Below are some records; output exactly the lines from the line with "List UI elements" to the line with "localize each UI component in this 550x530", both ends kept, and nothing more.

Structured page parsing data
● ● ● ● ● ● ●

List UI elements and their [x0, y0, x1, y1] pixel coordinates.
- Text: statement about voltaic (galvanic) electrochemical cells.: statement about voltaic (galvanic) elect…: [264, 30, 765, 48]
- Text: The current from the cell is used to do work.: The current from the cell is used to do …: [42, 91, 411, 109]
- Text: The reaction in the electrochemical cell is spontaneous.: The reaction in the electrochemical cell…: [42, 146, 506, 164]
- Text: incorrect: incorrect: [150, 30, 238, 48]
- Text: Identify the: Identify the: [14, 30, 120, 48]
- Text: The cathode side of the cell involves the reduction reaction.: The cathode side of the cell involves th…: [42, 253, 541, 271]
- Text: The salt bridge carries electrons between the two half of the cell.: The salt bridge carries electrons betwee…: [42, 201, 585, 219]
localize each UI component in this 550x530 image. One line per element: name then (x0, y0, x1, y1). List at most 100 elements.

● ● ● ● ● ● ●

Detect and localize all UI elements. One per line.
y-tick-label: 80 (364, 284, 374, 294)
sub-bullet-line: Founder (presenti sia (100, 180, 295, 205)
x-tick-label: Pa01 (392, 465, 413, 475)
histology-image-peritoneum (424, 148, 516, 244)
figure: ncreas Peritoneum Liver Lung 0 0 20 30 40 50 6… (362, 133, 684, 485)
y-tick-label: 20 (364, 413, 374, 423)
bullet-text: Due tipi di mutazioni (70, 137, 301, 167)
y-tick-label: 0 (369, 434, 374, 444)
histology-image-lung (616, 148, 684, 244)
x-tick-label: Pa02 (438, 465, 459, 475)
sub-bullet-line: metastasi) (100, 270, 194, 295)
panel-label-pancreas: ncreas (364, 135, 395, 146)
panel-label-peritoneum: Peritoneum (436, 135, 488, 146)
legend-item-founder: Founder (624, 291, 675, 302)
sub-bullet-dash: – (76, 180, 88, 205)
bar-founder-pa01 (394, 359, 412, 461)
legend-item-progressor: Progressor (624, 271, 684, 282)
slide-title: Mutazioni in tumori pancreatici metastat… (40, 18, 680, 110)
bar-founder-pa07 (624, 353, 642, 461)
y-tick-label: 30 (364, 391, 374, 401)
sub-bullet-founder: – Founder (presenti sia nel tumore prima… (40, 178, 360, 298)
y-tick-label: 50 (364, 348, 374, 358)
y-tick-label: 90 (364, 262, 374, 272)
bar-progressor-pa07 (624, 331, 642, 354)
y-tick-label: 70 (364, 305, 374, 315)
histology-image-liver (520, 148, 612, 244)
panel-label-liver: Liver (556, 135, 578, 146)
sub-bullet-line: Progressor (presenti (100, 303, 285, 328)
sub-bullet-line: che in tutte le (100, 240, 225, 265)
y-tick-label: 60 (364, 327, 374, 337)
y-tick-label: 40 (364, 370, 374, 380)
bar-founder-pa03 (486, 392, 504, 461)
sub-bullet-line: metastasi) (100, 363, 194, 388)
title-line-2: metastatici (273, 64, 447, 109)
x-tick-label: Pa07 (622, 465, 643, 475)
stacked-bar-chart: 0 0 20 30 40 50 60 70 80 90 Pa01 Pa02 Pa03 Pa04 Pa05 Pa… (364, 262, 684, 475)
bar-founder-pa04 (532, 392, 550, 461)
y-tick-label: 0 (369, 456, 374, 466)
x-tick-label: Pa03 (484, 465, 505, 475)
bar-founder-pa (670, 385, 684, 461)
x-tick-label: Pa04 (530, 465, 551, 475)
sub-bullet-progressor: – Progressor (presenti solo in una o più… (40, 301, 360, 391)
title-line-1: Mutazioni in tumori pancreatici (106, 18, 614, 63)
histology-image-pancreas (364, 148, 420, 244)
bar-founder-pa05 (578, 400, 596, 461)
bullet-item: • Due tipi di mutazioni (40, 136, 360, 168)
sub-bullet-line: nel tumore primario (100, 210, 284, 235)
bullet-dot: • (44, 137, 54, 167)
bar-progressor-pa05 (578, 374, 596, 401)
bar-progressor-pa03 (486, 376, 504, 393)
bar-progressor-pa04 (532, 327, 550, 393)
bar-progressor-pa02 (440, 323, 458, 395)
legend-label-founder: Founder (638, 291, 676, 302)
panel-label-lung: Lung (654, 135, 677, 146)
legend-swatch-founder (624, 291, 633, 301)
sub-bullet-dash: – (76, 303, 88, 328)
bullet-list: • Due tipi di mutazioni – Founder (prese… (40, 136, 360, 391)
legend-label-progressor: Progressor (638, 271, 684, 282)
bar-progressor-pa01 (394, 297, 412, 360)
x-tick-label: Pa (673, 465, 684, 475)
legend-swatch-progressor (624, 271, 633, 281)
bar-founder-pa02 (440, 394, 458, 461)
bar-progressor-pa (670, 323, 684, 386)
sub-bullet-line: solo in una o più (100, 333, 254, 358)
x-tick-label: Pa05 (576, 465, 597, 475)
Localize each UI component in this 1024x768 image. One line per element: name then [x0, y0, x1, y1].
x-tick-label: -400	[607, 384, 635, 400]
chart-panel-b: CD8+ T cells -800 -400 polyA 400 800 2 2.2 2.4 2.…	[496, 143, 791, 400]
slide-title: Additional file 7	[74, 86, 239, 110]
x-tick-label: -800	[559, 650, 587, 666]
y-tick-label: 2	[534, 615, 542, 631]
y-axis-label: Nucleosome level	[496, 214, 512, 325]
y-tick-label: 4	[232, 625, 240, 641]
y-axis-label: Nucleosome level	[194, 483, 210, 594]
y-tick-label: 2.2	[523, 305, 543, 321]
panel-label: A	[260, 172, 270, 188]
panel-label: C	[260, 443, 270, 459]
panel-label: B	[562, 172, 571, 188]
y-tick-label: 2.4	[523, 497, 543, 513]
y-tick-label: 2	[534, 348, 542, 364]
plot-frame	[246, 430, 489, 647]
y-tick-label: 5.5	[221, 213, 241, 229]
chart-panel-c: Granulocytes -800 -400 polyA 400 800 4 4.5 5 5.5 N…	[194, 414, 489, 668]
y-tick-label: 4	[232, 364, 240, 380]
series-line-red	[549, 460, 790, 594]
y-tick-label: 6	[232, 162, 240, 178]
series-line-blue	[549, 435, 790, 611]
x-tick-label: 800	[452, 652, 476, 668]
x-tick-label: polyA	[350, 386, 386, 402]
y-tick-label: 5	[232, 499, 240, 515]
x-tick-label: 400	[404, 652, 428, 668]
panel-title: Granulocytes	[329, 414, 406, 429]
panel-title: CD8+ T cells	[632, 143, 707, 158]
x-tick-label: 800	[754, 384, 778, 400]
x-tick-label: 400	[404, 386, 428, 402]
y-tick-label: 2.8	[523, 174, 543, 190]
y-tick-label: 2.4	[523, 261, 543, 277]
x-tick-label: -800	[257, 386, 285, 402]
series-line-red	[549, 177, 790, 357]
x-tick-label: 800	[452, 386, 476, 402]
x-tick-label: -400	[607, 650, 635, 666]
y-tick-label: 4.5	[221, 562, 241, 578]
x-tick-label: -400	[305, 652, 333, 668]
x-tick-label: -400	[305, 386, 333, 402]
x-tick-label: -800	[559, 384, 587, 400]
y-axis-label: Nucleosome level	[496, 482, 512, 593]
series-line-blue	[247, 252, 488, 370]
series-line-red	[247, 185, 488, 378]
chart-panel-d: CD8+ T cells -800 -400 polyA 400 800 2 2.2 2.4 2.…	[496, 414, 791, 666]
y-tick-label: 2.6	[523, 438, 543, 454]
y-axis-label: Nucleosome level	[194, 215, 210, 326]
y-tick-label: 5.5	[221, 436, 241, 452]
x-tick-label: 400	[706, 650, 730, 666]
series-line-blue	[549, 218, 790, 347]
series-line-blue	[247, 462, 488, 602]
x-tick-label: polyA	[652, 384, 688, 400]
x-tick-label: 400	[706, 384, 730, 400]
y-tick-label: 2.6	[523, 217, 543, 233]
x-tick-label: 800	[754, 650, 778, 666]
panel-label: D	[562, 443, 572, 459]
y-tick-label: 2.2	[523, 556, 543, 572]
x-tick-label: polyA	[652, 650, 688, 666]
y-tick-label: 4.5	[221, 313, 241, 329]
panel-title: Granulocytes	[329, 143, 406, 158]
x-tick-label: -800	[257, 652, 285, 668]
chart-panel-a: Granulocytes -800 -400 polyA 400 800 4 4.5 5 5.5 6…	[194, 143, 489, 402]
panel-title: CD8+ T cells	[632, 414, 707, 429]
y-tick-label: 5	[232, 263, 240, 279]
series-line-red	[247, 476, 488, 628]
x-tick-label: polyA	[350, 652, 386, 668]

● ● ● ● ● ● ●

▶ _Solved problem_
List UI elements and their [x0, y0, x1, y1] pixel coordinates.
- Text: statement about voltaic (galvanic) electrochemical cells.: statement about voltaic (galvanic) elect…: [264, 30, 765, 48]
- Text: The current from the cell is used to do work.: The current from the cell is used to do …: [42, 91, 411, 109]
- Text: The reaction in the electrochemical cell is spontaneous.: The reaction in the electrochemical cell…: [42, 146, 506, 164]
- Text: incorrect: incorrect: [150, 30, 238, 48]
- Text: Identify the: Identify the: [14, 30, 120, 48]
- Text: The cathode side of the cell involves the reduction reaction.: The cathode side of the cell involves th…: [42, 253, 541, 271]
- Text: The salt bridge carries electrons between the two half of the cell.: The salt bridge carries electrons betwee…: [42, 201, 585, 219]
localize each UI component in this 550x530 image. One line per element: name then (x0, y0, x1, y1). List at most 100 elements.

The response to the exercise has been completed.